---- AVAILABLE RECORDS

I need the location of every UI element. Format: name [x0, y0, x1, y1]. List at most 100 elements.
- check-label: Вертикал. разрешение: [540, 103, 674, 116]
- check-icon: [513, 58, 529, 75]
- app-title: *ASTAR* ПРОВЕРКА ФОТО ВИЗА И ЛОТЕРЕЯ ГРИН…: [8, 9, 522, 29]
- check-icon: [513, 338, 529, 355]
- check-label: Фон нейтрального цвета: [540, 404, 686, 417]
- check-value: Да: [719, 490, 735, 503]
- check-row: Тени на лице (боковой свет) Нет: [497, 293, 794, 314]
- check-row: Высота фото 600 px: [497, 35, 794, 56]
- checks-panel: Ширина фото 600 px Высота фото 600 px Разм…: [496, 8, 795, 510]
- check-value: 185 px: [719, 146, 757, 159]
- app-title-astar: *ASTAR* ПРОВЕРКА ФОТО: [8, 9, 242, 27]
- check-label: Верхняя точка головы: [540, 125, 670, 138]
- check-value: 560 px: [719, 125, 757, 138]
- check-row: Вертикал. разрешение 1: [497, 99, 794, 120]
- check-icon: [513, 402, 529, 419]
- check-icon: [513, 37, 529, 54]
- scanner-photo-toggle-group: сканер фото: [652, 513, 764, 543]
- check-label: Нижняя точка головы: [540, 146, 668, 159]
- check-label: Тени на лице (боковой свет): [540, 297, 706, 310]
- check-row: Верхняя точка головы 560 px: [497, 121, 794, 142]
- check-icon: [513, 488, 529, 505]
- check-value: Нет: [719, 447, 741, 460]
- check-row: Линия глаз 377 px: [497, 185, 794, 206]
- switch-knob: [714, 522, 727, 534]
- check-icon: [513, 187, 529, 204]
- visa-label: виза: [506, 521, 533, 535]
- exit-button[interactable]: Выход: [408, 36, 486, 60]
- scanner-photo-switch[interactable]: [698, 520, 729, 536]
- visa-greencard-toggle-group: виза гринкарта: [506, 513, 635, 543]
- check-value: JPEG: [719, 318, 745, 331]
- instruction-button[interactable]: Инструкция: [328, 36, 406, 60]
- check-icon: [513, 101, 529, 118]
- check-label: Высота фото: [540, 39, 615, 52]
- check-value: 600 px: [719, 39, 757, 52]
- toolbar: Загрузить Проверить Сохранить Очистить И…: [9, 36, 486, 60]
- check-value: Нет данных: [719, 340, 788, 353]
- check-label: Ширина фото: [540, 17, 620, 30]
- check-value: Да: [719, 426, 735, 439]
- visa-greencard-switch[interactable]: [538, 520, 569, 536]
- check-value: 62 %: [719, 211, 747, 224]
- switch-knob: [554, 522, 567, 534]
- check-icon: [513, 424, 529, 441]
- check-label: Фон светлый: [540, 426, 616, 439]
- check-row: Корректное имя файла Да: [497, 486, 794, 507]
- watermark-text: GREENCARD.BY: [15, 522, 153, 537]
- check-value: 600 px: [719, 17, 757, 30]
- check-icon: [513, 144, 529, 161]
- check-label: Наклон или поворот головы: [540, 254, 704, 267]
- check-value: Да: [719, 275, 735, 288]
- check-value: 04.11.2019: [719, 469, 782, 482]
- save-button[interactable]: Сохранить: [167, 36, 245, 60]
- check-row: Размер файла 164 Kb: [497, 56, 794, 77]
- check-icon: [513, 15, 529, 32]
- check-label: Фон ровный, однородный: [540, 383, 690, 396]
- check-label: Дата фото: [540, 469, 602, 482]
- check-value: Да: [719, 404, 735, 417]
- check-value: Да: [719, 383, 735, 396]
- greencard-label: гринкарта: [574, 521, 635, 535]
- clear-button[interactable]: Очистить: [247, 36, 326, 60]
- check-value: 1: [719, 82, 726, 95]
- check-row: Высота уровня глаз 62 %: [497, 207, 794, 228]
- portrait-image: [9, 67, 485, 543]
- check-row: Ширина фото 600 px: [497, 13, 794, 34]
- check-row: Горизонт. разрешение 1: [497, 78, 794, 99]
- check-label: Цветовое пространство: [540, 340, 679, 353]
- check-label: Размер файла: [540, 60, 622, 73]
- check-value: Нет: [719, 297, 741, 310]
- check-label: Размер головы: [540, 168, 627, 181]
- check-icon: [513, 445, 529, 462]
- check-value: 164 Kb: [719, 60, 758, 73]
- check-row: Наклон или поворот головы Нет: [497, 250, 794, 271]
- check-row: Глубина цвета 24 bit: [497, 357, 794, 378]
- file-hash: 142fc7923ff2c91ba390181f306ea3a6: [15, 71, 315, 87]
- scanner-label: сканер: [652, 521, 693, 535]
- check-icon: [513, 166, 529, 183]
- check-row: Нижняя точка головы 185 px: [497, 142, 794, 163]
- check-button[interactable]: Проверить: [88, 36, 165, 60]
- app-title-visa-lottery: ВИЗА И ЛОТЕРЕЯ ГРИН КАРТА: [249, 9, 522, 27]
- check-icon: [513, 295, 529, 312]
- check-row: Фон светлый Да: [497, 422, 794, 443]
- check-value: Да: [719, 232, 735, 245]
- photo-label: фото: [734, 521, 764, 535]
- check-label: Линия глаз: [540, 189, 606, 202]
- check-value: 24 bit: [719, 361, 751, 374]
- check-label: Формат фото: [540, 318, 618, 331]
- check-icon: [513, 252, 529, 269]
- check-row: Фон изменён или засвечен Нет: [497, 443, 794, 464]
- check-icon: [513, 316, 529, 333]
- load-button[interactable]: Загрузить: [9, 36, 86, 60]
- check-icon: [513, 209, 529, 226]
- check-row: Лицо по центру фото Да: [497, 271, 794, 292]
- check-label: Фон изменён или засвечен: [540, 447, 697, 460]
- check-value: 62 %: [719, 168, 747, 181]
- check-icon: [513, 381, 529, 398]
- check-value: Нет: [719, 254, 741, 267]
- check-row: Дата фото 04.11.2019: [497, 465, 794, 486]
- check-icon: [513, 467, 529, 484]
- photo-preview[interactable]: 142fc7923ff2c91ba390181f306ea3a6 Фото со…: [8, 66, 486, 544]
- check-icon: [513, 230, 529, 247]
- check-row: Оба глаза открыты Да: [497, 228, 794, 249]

--------

*STATED GOAL:* Render the lines above as a numbered list, omitting any blank lines.

*ANSWER:*
1. I need the location of every UI element. Format: name [x0, y0, x1, y1]. List at most 100 elements.
2. - check-label: Вертикал. разрешение: [540, 103, 674, 116]
3. - check-icon: [513, 58, 529, 75]
4. - app-title: *ASTAR* ПРОВЕРКА ФОТО ВИЗА И ЛОТЕРЕЯ ГРИН…: [8, 9, 522, 29]
5. - check-icon: [513, 338, 529, 355]
6. - check-label: Фон нейтрального цвета: [540, 404, 686, 417]
7. - check-value: Да: [719, 490, 735, 503]
8. - check-row: Тени на лице (боковой свет) Нет: [497, 293, 794, 314]
9. - check-row: Высота фото 600 px: [497, 35, 794, 56]
10. - checks-panel: Ширина фото 600 px Высота фото 600 px Разм…: [496, 8, 795, 510]
11. - check-value: 185 px: [719, 146, 757, 159]
12. - app-title-astar: *ASTAR* ПРОВЕРКА ФОТО: [8, 9, 242, 27]
13. - check-label: Верхняя точка головы: [540, 125, 670, 138]
14. - check-value: 560 px: [719, 125, 757, 138]
15. - check-row: Вертикал. разрешение 1: [497, 99, 794, 120]
16. - check-icon: [513, 402, 529, 419]
17. - check-icon: [513, 37, 529, 54]
18. - scanner-photo-toggle-group: сканер фото: [652, 513, 764, 543]
19. - check-label: Нижняя точка головы: [540, 146, 668, 159]
20. - check-label: Тени на лице (боковой свет): [540, 297, 706, 310]
21. - check-row: Верхняя точка головы 560 px: [497, 121, 794, 142]
22. - check-icon: [513, 488, 529, 505]
23. - check-value: Нет: [719, 447, 741, 460]
24. - check-row: Линия глаз 377 px: [497, 185, 794, 206]
25. - switch-knob: [714, 522, 727, 534]
26. - check-icon: [513, 187, 529, 204]
27. - visa-label: виза: [506, 521, 533, 535]
28. - exit-button[interactable]: Выход: [408, 36, 486, 60]
29. - scanner-photo-switch[interactable]: [698, 520, 729, 536]
30. - visa-greencard-toggle-group: виза гринкарта: [506, 513, 635, 543]
31. - check-value: JPEG: [719, 318, 745, 331]
32. - instruction-button[interactable]: Инструкция: [328, 36, 406, 60]
33. - check-icon: [513, 101, 529, 118]
34. - check-label: Высота фото: [540, 39, 615, 52]
35. - check-value: 600 px: [719, 39, 757, 52]
36. - toolbar: Загрузить Проверить Сохранить Очистить И…: [9, 36, 486, 60]
37. - check-value: Нет данных: [719, 340, 788, 353]
38. - check-label: Ширина фото: [540, 17, 620, 30]
39. - check-value: Да: [719, 426, 735, 439]
40. - visa-greencard-switch[interactable]: [538, 520, 569, 536]
41. - check-value: 62 %: [719, 211, 747, 224]
42. - switch-knob: [554, 522, 567, 534]
43. - check-icon: [513, 424, 529, 441]
44. - check-label: Фон светлый: [540, 426, 616, 439]
45. - check-row: Корректное имя файла Да: [497, 486, 794, 507]
46. - watermark-text: GREENCARD.BY: [15, 522, 153, 537]
47. - check-value: 600 px: [719, 17, 757, 30]
48. - check-icon: [513, 144, 529, 161]
49. - check-label: Наклон или поворот головы: [540, 254, 704, 267]
50. - check-value: Да: [719, 275, 735, 288]
51. - check-value: 04.11.2019: [719, 469, 782, 482]
52. - save-button[interactable]: Сохранить: [167, 36, 245, 60]
53. - check-row: Размер файла 164 Kb: [497, 56, 794, 77]
54. - check-icon: [513, 15, 529, 32]
55. - check-label: Фон ровный, однородный: [540, 383, 690, 396]
56. - check-label: Дата фото: [540, 469, 602, 482]
57. - check-value: Да: [719, 404, 735, 417]
58. - check-value: Да: [719, 383, 735, 396]
59. - greencard-label: гринкарта: [574, 521, 635, 535]
60. - clear-button[interactable]: Очистить: [247, 36, 326, 60]
61. - check-value: 1: [719, 82, 726, 95]
62. - check-row: Высота уровня глаз 62 %: [497, 207, 794, 228]
63. - portrait-image: [9, 67, 485, 543]
64. - check-row: Ширина фото 600 px: [497, 13, 794, 34]
65. - check-row: Горизонт. разрешение 1: [497, 78, 794, 99]
66. - check-label: Цветовое пространство: [540, 340, 679, 353]
67. - check-label: Размер файла: [540, 60, 622, 73]
68. - check-value: Нет: [719, 297, 741, 310]
69. - check-label: Размер головы: [540, 168, 627, 181]
70. - check-icon: [513, 445, 529, 462]
71. - check-value: 164 Kb: [719, 60, 758, 73]
72. - check-row: Наклон или поворот головы Нет: [497, 250, 794, 271]
73. - check-row: Глубина цвета 24 bit: [497, 357, 794, 378]
74. - file-hash: 142fc7923ff2c91ba390181f306ea3a6: [15, 71, 315, 87]
75. - scanner-label: сканер: [652, 521, 693, 535]
76. - check-icon: [513, 166, 529, 183]
77. - check-row: Нижняя точка головы 185 px: [497, 142, 794, 163]
78. - check-button[interactable]: Проверить: [88, 36, 165, 60]
79. - app-title-visa-lottery: ВИЗА И ЛОТЕРЕЯ ГРИН КАРТА: [249, 9, 522, 27]
80. - check-icon: [513, 295, 529, 312]
81. - check-row: Фон светлый Да: [497, 422, 794, 443]
82. - check-value: Да: [719, 232, 735, 245]
83. - photo-label: фото: [734, 521, 764, 535]
84. - check-label: Линия глаз: [540, 189, 606, 202]
85. - check-value: 24 bit: [719, 361, 751, 374]
86. - check-label: Формат фото: [540, 318, 618, 331]
87. - check-icon: [513, 252, 529, 269]
88. - check-row: Фон изменён или засвечен Нет: [497, 443, 794, 464]
89. - check-icon: [513, 316, 529, 333]
90. - load-button[interactable]: Загрузить: [9, 36, 86, 60]
91. - check-icon: [513, 209, 529, 226]
92. - check-row: Лицо по центру фото Да: [497, 271, 794, 292]
93. - check-label: Фон изменён или засвечен: [540, 447, 697, 460]
94. - check-value: 62 %: [719, 168, 747, 181]
95. - check-icon: [513, 381, 529, 398]
96. - check-value: Нет: [719, 254, 741, 267]
97. - check-row: Дата фото 04.11.2019: [497, 465, 794, 486]
98. - check-icon: [513, 467, 529, 484]
99. - photo-preview[interactable]: 142fc7923ff2c91ba390181f306ea3a6 Фото со…: [8, 66, 486, 544]
100. - check-icon: [513, 230, 529, 247]
101. - check-row: Оба глаза открыты Да: [497, 228, 794, 249]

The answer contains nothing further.